▶ **INSTRUCTIONS TO FOLLOW**: Using the data below, copy every line that contains the word "left".

# Start of SUPPLIED DATA

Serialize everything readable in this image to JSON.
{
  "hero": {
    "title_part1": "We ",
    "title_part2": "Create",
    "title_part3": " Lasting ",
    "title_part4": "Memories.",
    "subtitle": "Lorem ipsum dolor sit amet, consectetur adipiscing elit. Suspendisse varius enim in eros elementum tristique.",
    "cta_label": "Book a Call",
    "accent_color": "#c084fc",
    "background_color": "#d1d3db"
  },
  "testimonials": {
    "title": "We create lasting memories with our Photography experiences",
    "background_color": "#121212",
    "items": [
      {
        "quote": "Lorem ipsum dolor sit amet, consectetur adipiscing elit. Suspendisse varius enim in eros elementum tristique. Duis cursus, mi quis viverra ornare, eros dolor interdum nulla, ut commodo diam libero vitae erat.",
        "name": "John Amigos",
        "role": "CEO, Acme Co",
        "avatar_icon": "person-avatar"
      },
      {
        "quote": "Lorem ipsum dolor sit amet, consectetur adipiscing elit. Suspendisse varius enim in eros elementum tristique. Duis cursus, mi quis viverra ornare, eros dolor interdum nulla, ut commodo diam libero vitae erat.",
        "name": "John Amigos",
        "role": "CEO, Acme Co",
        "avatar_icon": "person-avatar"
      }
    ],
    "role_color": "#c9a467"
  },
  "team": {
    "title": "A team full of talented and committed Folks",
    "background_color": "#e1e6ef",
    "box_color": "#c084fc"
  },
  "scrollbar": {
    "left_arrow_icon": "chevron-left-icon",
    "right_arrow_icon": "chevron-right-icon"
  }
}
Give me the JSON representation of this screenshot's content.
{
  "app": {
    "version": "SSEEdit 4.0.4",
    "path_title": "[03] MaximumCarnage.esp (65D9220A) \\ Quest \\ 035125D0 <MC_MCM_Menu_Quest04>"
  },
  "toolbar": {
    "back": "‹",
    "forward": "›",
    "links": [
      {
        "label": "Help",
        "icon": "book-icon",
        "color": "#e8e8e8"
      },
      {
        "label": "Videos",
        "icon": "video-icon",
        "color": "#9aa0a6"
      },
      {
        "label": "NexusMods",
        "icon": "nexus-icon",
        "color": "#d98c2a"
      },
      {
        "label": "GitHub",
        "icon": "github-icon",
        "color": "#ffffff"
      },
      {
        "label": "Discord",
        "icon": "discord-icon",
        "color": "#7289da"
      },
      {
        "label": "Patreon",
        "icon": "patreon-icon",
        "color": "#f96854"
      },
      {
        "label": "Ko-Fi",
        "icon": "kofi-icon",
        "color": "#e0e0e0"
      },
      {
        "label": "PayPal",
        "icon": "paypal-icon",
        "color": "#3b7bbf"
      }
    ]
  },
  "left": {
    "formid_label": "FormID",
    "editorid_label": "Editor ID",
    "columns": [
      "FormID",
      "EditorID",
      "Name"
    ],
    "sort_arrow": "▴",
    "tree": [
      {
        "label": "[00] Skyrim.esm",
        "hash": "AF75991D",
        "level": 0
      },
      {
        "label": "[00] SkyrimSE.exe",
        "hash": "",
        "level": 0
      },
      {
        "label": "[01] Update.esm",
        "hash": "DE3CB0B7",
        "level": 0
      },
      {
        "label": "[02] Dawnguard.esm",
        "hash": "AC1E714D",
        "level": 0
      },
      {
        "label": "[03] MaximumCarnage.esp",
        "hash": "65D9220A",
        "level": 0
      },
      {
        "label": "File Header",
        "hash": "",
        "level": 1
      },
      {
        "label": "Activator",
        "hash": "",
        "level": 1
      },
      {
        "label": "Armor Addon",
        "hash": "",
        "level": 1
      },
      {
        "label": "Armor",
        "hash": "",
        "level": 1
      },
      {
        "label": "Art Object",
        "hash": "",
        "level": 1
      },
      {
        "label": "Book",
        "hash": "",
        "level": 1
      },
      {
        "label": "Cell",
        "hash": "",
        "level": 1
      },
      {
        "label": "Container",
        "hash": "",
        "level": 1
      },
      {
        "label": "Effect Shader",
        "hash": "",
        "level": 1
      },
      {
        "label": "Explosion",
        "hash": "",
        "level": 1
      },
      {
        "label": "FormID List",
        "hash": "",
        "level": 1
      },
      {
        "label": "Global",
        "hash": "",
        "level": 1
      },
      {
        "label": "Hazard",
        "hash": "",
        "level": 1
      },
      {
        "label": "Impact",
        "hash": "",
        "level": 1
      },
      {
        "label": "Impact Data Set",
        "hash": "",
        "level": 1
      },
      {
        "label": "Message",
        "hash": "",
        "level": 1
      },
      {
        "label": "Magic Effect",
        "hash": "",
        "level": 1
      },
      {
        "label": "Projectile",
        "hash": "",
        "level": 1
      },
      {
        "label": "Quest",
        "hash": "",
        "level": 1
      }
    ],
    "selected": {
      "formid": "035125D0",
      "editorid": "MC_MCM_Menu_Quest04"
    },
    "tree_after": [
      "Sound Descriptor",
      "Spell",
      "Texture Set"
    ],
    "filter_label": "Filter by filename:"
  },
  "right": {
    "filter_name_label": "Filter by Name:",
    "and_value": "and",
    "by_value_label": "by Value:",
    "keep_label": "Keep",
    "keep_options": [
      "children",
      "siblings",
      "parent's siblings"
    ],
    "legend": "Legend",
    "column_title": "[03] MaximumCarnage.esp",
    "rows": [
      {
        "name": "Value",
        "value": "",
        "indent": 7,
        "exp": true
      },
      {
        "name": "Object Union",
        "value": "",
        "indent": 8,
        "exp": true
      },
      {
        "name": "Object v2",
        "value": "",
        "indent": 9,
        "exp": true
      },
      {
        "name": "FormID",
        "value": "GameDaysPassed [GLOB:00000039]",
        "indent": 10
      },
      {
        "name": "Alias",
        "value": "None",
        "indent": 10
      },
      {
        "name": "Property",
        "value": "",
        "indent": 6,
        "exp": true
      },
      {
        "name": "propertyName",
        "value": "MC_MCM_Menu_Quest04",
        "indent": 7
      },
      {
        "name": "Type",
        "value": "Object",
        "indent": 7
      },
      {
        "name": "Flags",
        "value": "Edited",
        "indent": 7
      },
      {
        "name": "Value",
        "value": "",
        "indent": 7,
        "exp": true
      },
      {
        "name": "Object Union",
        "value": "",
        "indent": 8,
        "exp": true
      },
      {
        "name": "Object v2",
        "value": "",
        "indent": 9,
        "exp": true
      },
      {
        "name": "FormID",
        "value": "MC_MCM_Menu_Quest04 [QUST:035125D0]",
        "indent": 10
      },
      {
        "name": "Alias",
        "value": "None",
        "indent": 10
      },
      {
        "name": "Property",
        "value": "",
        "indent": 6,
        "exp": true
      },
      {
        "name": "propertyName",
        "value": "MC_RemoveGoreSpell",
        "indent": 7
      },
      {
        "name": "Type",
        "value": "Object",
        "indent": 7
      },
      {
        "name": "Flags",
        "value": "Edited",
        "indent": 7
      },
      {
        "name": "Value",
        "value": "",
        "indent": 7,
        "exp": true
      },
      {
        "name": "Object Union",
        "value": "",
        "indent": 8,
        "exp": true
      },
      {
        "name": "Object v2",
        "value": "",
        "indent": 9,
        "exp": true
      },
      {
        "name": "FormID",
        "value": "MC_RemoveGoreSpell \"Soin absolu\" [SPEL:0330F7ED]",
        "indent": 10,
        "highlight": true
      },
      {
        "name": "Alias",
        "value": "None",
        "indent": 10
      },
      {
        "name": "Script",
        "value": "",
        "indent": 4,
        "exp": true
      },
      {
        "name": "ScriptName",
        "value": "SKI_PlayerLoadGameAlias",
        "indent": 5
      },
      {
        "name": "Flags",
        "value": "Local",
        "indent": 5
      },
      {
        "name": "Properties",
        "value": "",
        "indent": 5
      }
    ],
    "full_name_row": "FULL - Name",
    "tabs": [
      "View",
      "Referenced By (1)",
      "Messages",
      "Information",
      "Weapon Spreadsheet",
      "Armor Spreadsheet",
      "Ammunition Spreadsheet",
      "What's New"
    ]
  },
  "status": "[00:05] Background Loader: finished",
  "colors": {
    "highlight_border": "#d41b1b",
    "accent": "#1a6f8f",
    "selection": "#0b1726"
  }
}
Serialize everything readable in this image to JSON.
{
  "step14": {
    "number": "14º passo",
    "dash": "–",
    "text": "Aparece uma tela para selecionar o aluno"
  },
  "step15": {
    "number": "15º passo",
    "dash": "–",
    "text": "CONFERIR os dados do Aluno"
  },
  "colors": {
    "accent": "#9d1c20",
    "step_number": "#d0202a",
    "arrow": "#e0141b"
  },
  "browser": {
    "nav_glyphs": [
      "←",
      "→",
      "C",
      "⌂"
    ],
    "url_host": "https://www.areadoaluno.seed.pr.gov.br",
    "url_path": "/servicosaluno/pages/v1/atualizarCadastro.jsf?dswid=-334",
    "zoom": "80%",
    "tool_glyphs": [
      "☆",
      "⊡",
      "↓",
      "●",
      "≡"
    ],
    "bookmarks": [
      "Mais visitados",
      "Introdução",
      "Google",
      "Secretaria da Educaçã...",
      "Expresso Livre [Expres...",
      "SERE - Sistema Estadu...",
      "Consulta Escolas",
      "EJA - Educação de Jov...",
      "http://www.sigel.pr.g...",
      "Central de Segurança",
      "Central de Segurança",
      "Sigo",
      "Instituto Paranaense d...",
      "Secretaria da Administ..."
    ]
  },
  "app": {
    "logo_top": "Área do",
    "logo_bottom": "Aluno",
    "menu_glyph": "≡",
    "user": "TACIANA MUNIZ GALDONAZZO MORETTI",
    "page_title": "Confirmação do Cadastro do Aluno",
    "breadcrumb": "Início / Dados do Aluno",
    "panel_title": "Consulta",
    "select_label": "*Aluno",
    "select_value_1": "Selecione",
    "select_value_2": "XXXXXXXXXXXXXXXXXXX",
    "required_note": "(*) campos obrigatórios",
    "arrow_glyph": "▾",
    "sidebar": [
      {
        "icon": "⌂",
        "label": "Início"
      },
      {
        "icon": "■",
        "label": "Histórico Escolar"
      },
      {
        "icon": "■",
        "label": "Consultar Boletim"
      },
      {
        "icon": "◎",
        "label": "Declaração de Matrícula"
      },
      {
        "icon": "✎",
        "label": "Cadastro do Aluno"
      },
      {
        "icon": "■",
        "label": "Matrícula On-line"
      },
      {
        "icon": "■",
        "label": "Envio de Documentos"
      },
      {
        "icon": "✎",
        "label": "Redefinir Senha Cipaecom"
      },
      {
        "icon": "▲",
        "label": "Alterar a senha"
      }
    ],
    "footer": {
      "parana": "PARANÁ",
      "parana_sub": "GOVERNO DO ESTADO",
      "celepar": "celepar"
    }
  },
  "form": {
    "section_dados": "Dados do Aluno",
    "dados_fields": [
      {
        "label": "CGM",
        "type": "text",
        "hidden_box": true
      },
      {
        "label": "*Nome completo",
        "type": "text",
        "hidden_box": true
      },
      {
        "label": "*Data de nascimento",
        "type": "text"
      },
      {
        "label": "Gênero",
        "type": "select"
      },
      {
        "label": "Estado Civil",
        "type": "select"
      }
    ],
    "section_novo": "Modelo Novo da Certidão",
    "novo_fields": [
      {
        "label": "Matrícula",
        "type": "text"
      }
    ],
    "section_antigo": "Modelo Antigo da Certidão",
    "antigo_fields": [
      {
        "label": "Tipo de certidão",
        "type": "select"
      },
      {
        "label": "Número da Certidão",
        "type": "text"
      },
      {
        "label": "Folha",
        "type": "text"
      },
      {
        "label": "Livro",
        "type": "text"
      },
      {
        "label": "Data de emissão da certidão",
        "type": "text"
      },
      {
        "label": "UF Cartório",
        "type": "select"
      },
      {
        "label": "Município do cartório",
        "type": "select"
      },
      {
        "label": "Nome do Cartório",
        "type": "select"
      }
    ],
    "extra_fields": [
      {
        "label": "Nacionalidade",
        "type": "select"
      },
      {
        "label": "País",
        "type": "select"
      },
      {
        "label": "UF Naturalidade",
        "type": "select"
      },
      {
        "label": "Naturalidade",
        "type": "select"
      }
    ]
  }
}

# End of SUPPLIED DATA

▶ **TASK OUTPUT**:
    "left_arrow_icon": "chevron-left-icon",
  "left": {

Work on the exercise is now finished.